▶ [Aim]:
Write out all the entries word for word, but skip any images.

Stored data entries
===============
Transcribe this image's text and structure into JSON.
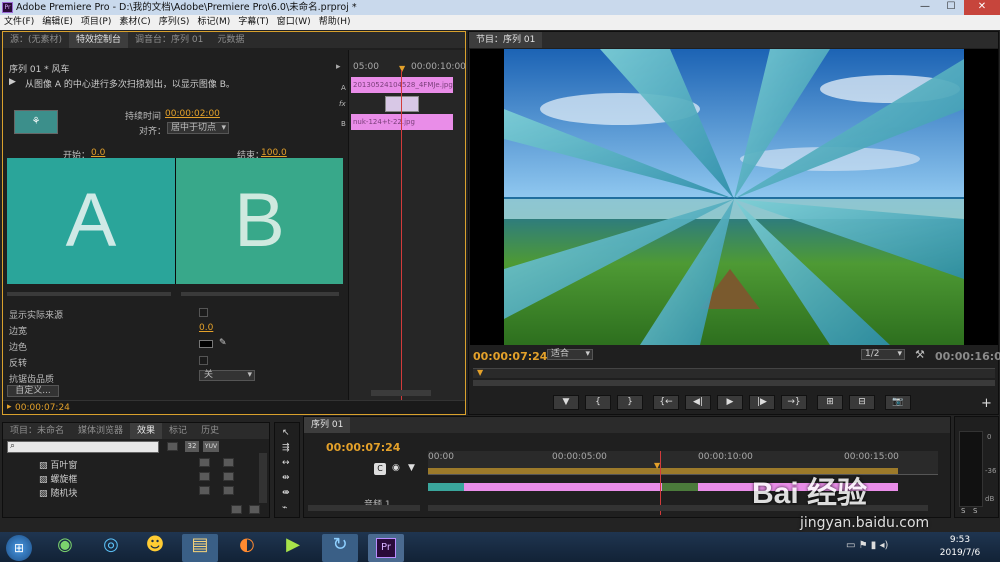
{
  "titlebar": {
    "title": "Adobe Premiere Pro - D:\\我的文档\\Adobe\\Premiere Pro\\6.0\\未命名.prproj *",
    "app_icon": "Pr",
    "min": "—",
    "max": "☐",
    "close": "✕"
  },
  "menu": [
    "文件(F)",
    "编辑(E)",
    "项目(P)",
    "素材(C)",
    "序列(S)",
    "标记(M)",
    "字幕(T)",
    "窗口(W)",
    "帮助(H)"
  ],
  "source_panel": {
    "tabs": [
      "源：(无素材)",
      "特效控制台",
      "调音台：序列 01",
      "元数据"
    ],
    "active_tab": "特效控制台",
    "seq_label": "序列 01 * 风车",
    "description": "从图像 A 的中心进行多次扫掠划出，以显示图像 B。",
    "duration_label": "持续时间",
    "duration_value": "00:00:02:00",
    "align_label": "对齐：",
    "align_value": "居中于切点",
    "start_label": "开始：",
    "start_value": "0.0",
    "end_label": "结束：",
    "end_value": "100.0",
    "letter_a": "A",
    "letter_b": "B",
    "props": [
      {
        "label": "显示实际来源",
        "value": ""
      },
      {
        "label": "边宽",
        "value": "0.0"
      },
      {
        "label": "边色",
        "value": ""
      },
      {
        "label": "反转",
        "value": ""
      },
      {
        "label": "抗锯齿品质",
        "value": "关"
      }
    ],
    "custom_button": "自定义...",
    "timecode": "00:00:07:24",
    "mini_tl": {
      "t0": "05:00",
      "t1": "00:00:10:00",
      "trackA": "A",
      "trackB": "B",
      "fx": "fx",
      "clipA": "20130524104528_4FMJe.jpg",
      "clipB": "nuk-124+t-22.jpg"
    }
  },
  "program_panel": {
    "tab": "节目：序列 01",
    "timecode": "00:00:07:24",
    "fit": "适合",
    "resolution": "1/2",
    "duration": "00:00:16:00",
    "buttons": [
      "▼",
      "{",
      "}",
      "{←",
      "◀|",
      "▶",
      "|▶",
      "→}",
      "⊞",
      "⊟",
      "📷"
    ],
    "plus": "+"
  },
  "project_panel": {
    "tabs": [
      "项目：未命名",
      "媒体浏览器",
      "效果",
      "标记",
      "历史"
    ],
    "active_tab": "效果",
    "search_placeholder": "",
    "badges": [
      "32",
      "YUV"
    ],
    "items": [
      "百叶窗",
      "螺旋框",
      "随机块"
    ]
  },
  "timeline_panel": {
    "tab": "序列 01",
    "timecode": "00:00:07:24",
    "ruler": [
      "00:00",
      "00:00:05:00",
      "00:00:10:00",
      "00:00:15:00"
    ],
    "audio_track": "音频 1"
  },
  "audio_meter": {
    "labels": [
      "0",
      "-36",
      "dB"
    ],
    "solo": "S",
    "solo2": "S"
  },
  "taskbar": {
    "time": "9:53",
    "date": "2019/7/6"
  },
  "watermark": {
    "brand": "Bai 经验",
    "url": "jingyan.baidu.com"
  },
  "colors": {
    "accent": "#e4a12a",
    "clip_pink": "#e98de8",
    "clip_teal": "#3aa69c",
    "playhead": "#d23b3b"
  }
}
===============
▶ [Solution to the problem]:
Transcribe this image's text and structure into JSON.
{
  "titlebar": {
    "title": "Adobe Premiere Pro - D:\\我的文档\\Adobe\\Premiere Pro\\6.0\\未命名.prproj *",
    "app_icon": "Pr",
    "min": "—",
    "max": "☐",
    "close": "✕"
  },
  "menu": [
    "文件(F)",
    "编辑(E)",
    "项目(P)",
    "素材(C)",
    "序列(S)",
    "标记(M)",
    "字幕(T)",
    "窗口(W)",
    "帮助(H)"
  ],
  "source_panel": {
    "tabs": [
      "源：(无素材)",
      "特效控制台",
      "调音台：序列 01",
      "元数据"
    ],
    "active_tab": "特效控制台",
    "seq_label": "序列 01 * 风车",
    "description": "从图像 A 的中心进行多次扫掠划出，以显示图像 B。",
    "duration_label": "持续时间",
    "duration_value": "00:00:02:00",
    "align_label": "对齐：",
    "align_value": "居中于切点",
    "start_label": "开始：",
    "start_value": "0.0",
    "end_label": "结束：",
    "end_value": "100.0",
    "letter_a": "A",
    "letter_b": "B",
    "props": [
      {
        "label": "显示实际来源",
        "value": ""
      },
      {
        "label": "边宽",
        "value": "0.0"
      },
      {
        "label": "边色",
        "value": ""
      },
      {
        "label": "反转",
        "value": ""
      },
      {
        "label": "抗锯齿品质",
        "value": "关"
      }
    ],
    "custom_button": "自定义...",
    "timecode": "00:00:07:24",
    "mini_tl": {
      "t0": "05:00",
      "t1": "00:00:10:00",
      "trackA": "A",
      "trackB": "B",
      "fx": "fx",
      "clipA": "20130524104528_4FMJe.jpg",
      "clipB": "nuk-124+t-22.jpg"
    }
  },
  "program_panel": {
    "tab": "节目：序列 01",
    "timecode": "00:00:07:24",
    "fit": "适合",
    "resolution": "1/2",
    "duration": "00:00:16:00",
    "buttons": [
      "▼",
      "{",
      "}",
      "{←",
      "◀|",
      "▶",
      "|▶",
      "→}",
      "⊞",
      "⊟",
      "📷"
    ],
    "plus": "+"
  },
  "project_panel": {
    "tabs": [
      "项目：未命名",
      "媒体浏览器",
      "效果",
      "标记",
      "历史"
    ],
    "active_tab": "效果",
    "search_placeholder": "",
    "badges": [
      "32",
      "YUV"
    ],
    "items": [
      "百叶窗",
      "螺旋框",
      "随机块"
    ]
  },
  "timeline_panel": {
    "tab": "序列 01",
    "timecode": "00:00:07:24",
    "ruler": [
      "00:00",
      "00:00:05:00",
      "00:00:10:00",
      "00:00:15:00"
    ],
    "audio_track": "音频 1"
  },
  "audio_meter": {
    "labels": [
      "0",
      "-36",
      "dB"
    ],
    "solo": "S",
    "solo2": "S"
  },
  "taskbar": {
    "time": "9:53",
    "date": "2019/7/6"
  },
  "watermark": {
    "brand": "Bai 经验",
    "url": "jingyan.baidu.com"
  },
  "colors": {
    "accent": "#e4a12a",
    "clip_pink": "#e98de8",
    "clip_teal": "#3aa69c",
    "playhead": "#d23b3b"
  }
}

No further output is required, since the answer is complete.